__DATA ROWS__.
____
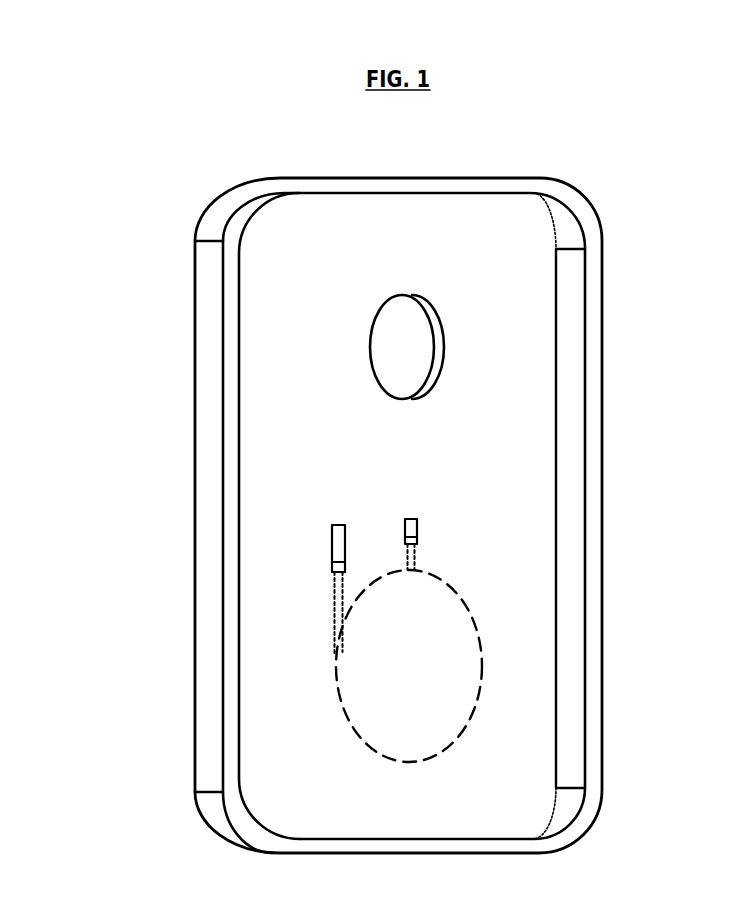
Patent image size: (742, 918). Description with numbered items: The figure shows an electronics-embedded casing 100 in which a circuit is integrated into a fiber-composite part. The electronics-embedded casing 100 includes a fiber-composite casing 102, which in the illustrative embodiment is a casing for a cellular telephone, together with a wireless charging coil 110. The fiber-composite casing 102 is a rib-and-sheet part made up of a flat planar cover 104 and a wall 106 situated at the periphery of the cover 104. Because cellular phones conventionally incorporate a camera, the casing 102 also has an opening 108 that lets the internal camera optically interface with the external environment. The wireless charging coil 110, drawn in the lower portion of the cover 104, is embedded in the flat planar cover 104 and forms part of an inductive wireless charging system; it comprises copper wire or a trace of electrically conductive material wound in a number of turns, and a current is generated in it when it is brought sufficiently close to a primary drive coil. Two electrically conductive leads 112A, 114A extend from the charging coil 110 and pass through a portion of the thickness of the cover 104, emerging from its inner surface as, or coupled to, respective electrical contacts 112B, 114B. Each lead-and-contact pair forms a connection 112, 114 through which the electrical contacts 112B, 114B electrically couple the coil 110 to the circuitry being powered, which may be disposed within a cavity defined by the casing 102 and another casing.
____
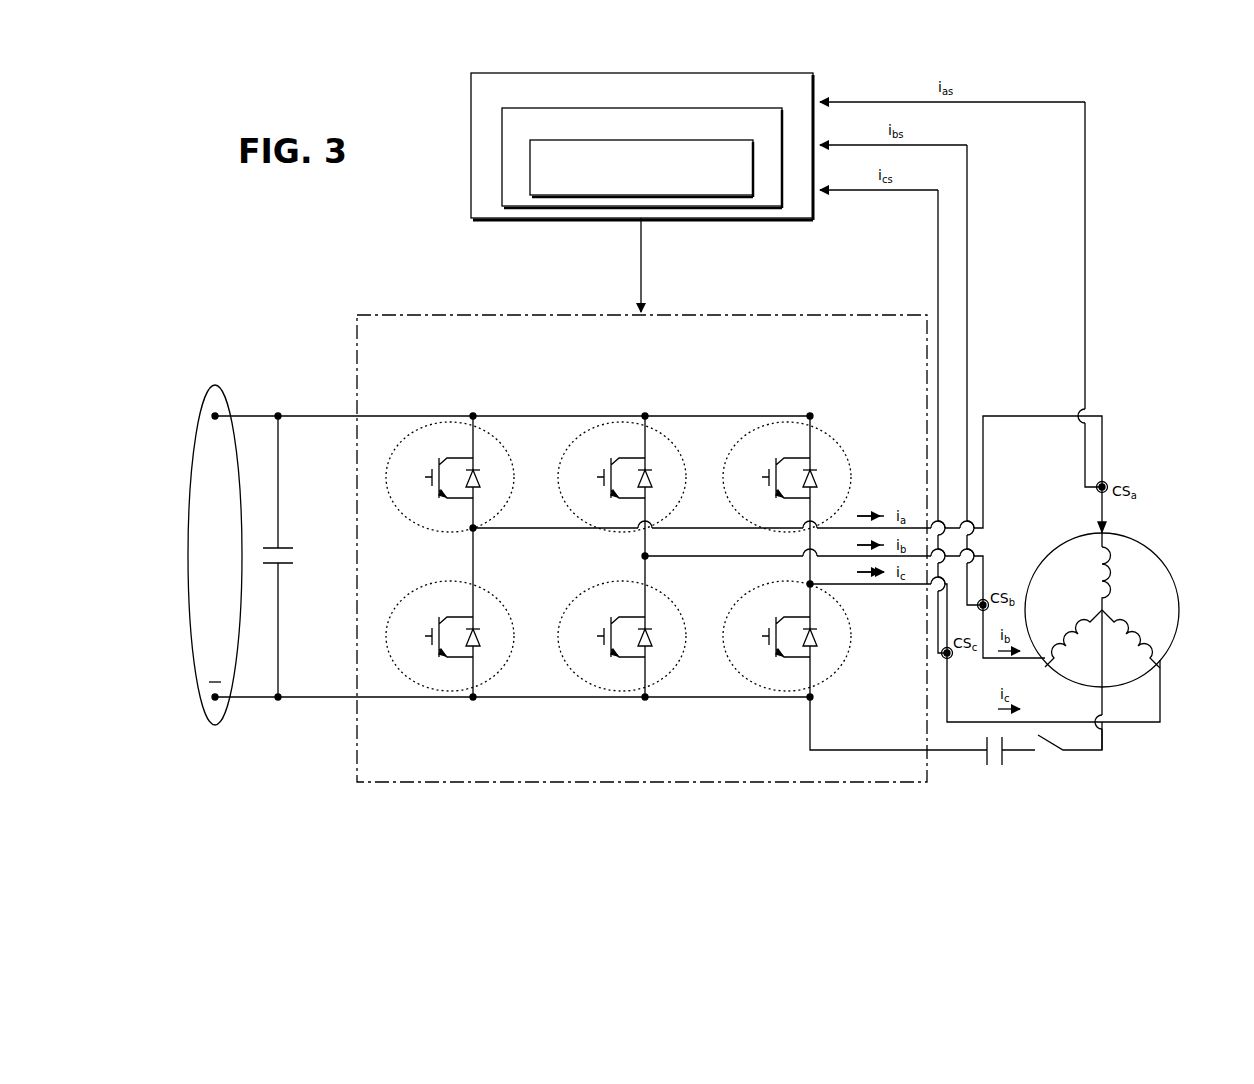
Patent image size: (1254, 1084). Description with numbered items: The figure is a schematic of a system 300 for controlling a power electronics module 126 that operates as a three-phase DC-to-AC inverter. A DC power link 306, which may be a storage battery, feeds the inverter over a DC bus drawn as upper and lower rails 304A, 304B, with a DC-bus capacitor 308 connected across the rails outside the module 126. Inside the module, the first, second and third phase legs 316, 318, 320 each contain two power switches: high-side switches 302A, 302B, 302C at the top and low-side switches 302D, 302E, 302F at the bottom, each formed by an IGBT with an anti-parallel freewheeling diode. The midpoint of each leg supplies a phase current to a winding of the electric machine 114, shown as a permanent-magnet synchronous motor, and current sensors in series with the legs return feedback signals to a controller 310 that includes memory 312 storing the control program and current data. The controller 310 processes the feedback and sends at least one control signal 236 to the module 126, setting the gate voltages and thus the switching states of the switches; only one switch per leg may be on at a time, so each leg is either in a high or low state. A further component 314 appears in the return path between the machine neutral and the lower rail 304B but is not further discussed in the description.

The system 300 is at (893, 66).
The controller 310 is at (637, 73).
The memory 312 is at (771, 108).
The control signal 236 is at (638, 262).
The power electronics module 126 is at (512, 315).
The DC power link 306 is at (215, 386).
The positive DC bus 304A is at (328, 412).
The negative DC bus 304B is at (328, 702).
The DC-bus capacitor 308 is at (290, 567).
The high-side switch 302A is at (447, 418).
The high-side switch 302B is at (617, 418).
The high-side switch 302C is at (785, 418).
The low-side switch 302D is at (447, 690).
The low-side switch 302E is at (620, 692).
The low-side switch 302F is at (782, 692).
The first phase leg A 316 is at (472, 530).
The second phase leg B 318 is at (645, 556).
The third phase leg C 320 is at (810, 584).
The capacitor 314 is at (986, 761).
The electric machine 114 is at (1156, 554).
____
Find each line in the rows above that contains the string "switch" and copy it out. Case counts.

Patent image size: (1254, 1084). Description with numbered items: The figure is a schematic of a system 300 for controlling a power electronics module 126 that operates as a three-phase DC-to-AC inverter. A DC power link 306, which may be a storage battery, feeds the inverter over a DC bus drawn as upper and lower rails 304A, 304B, with a DC-bus capacitor 308 connected across the rails outside the module 126. Inside the module, the first, second and third phase legs 316, 318, 320 each contain two power switches: high-side switches 302A, 302B, 302C at the top and low-side switches 302D, 302E, 302F at the bottom, each formed by an IGBT with an anti-parallel freewheeling diode. The midpoint of each leg supplies a phase current to a winding of the electric machine 114, shown as a permanent-magnet synchronous motor, and current sensors in series with the legs return feedback signals to a controller 310 that includes memory 312 storing the control program and current data. The controller 310 processes the feedback and sends at least one control signal 236 to the module 126, setting the gate voltages and thus the switching states of the switches; only one switch per leg may be on at a time, so each leg is either in a high or low state. A further component 314 appears in the return path between the machine neutral and the lower rail 304B but is not further discussed in the description.
The high-side switch 302A is at (447, 418).
The high-side switch 302B is at (617, 418).
The high-side switch 302C is at (785, 418).
The low-side switch 302D is at (447, 690).
The low-side switch 302E is at (620, 692).
The low-side switch 302F is at (782, 692).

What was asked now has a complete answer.